=== GOAL ===
Give the listing below again in full, exactly as written.

--- Begin DATA EXCERPTS ---

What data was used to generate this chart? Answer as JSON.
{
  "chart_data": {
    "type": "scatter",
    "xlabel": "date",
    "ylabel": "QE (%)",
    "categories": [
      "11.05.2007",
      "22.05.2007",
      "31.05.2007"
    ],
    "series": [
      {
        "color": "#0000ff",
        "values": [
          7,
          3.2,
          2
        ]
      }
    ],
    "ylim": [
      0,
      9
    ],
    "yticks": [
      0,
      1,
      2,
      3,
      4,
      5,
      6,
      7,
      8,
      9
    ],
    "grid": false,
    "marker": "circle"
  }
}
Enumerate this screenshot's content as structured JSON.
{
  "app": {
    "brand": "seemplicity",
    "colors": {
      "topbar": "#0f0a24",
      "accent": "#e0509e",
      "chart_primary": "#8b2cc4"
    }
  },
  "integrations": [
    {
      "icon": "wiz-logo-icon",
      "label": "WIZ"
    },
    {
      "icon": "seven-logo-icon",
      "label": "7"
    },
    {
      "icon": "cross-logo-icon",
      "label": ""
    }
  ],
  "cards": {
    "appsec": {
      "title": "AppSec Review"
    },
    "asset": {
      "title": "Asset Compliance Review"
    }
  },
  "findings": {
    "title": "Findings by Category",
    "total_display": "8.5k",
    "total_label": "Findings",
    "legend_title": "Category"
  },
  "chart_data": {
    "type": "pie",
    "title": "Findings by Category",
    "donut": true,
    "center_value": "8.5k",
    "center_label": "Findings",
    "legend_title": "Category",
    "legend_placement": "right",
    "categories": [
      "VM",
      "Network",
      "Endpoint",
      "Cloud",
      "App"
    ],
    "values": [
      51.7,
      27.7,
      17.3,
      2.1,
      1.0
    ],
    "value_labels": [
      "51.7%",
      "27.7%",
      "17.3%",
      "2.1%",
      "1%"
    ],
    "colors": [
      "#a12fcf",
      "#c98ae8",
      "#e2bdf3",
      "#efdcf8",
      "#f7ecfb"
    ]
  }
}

--- End DATA EXCERPTS ---

=== RESPONSE ===
What data was used to generate this chart? Answer as JSON.
{
  "chart_data": {
    "type": "scatter",
    "xlabel": "date",
    "ylabel": "QE (%)",
    "categories": [
      "11.05.2007",
      "22.05.2007",
      "31.05.2007"
    ],
    "series": [
      {
        "color": "#0000ff",
        "values": [
          7,
          3.2,
          2
        ]
      }
    ],
    "ylim": [
      0,
      9
    ],
    "yticks": [
      0,
      1,
      2,
      3,
      4,
      5,
      6,
      7,
      8,
      9
    ],
    "grid": false,
    "marker": "circle"
  }
}
Enumerate this screenshot's content as structured JSON.
{
  "app": {
    "brand": "seemplicity",
    "colors": {
      "topbar": "#0f0a24",
      "accent": "#e0509e",
      "chart_primary": "#8b2cc4"
    }
  },
  "integrations": [
    {
      "icon": "wiz-logo-icon",
      "label": "WIZ"
    },
    {
      "icon": "seven-logo-icon",
      "label": "7"
    },
    {
      "icon": "cross-logo-icon",
      "label": ""
    }
  ],
  "cards": {
    "appsec": {
      "title": "AppSec Review"
    },
    "asset": {
      "title": "Asset Compliance Review"
    }
  },
  "findings": {
    "title": "Findings by Category",
    "total_display": "8.5k",
    "total_label": "Findings",
    "legend_title": "Category"
  },
  "chart_data": {
    "type": "pie",
    "title": "Findings by Category",
    "donut": true,
    "center_value": "8.5k",
    "center_label": "Findings",
    "legend_title": "Category",
    "legend_placement": "right",
    "categories": [
      "VM",
      "Network",
      "Endpoint",
      "Cloud",
      "App"
    ],
    "values": [
      51.7,
      27.7,
      17.3,
      2.1,
      1.0
    ],
    "value_labels": [
      "51.7%",
      "27.7%",
      "17.3%",
      "2.1%",
      "1%"
    ],
    "colors": [
      "#a12fcf",
      "#c98ae8",
      "#e2bdf3",
      "#efdcf8",
      "#f7ecfb"
    ]
  }
}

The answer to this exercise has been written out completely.